▶ Given problem: Omit every picture, then give all the entries again exactly.

(Dataset records)

** Begin **

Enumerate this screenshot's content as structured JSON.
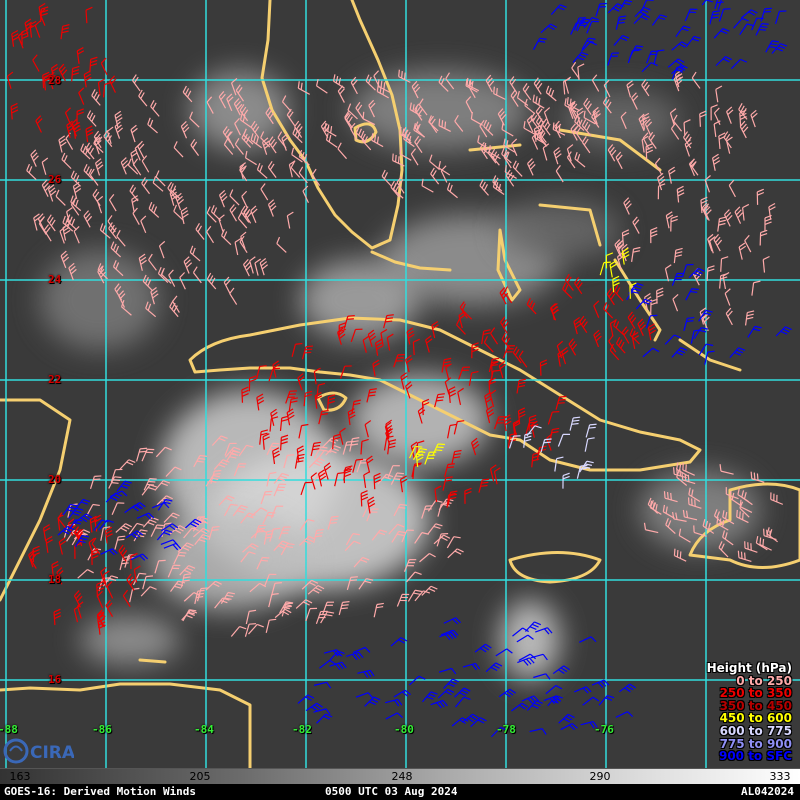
{
  "map": {
    "lat_labels": [
      "28",
      "26",
      "24",
      "22",
      "20",
      "18",
      "16"
    ],
    "lon_labels": [
      "-88",
      "-86",
      "-84",
      "-82",
      "-80",
      "-78",
      "-76"
    ],
    "grid_color": "#33dddd",
    "coast_color": "#f5cf70"
  },
  "legend": {
    "title": "Height (hPa)",
    "items": [
      {
        "label": "0 to 250",
        "color": "#ffaaaa"
      },
      {
        "label": "250 to 350",
        "color": "#ee0000"
      },
      {
        "label": "350 to 450",
        "color": "#b50000"
      },
      {
        "label": "450 to 600",
        "color": "#ffff00"
      },
      {
        "label": "600 to 775",
        "color": "#d8d8ff"
      },
      {
        "label": "775 to 900",
        "color": "#8f8ff5"
      },
      {
        "label": "900 to SFC",
        "color": "#0000ff"
      }
    ]
  },
  "colorbar": {
    "ticks": [
      "163",
      "205",
      "248",
      "290",
      "333"
    ]
  },
  "footer": {
    "left": "GOES-16: Derived Motion Winds",
    "center": "0500 UTC 03 Aug 2024",
    "right": "AL042024"
  },
  "logo": {
    "text": "CIRA",
    "color": "#3a68b8"
  }
}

** End **

▶ Expected answer:
Enumerate this screenshot's content as structured JSON.
{
  "map": {
    "lat_labels": [
      "28",
      "26",
      "24",
      "22",
      "20",
      "18",
      "16"
    ],
    "lon_labels": [
      "-88",
      "-86",
      "-84",
      "-82",
      "-80",
      "-78",
      "-76"
    ],
    "grid_color": "#33dddd",
    "coast_color": "#f5cf70"
  },
  "legend": {
    "title": "Height (hPa)",
    "items": [
      {
        "label": "0 to 250",
        "color": "#ffaaaa"
      },
      {
        "label": "250 to 350",
        "color": "#ee0000"
      },
      {
        "label": "350 to 450",
        "color": "#b50000"
      },
      {
        "label": "450 to 600",
        "color": "#ffff00"
      },
      {
        "label": "600 to 775",
        "color": "#d8d8ff"
      },
      {
        "label": "775 to 900",
        "color": "#8f8ff5"
      },
      {
        "label": "900 to SFC",
        "color": "#0000ff"
      }
    ]
  },
  "colorbar": {
    "ticks": [
      "163",
      "205",
      "248",
      "290",
      "333"
    ]
  },
  "footer": {
    "left": "GOES-16: Derived Motion Winds",
    "center": "0500 UTC 03 Aug 2024",
    "right": "AL042024"
  },
  "logo": {
    "text": "CIRA",
    "color": "#3a68b8"
  }
}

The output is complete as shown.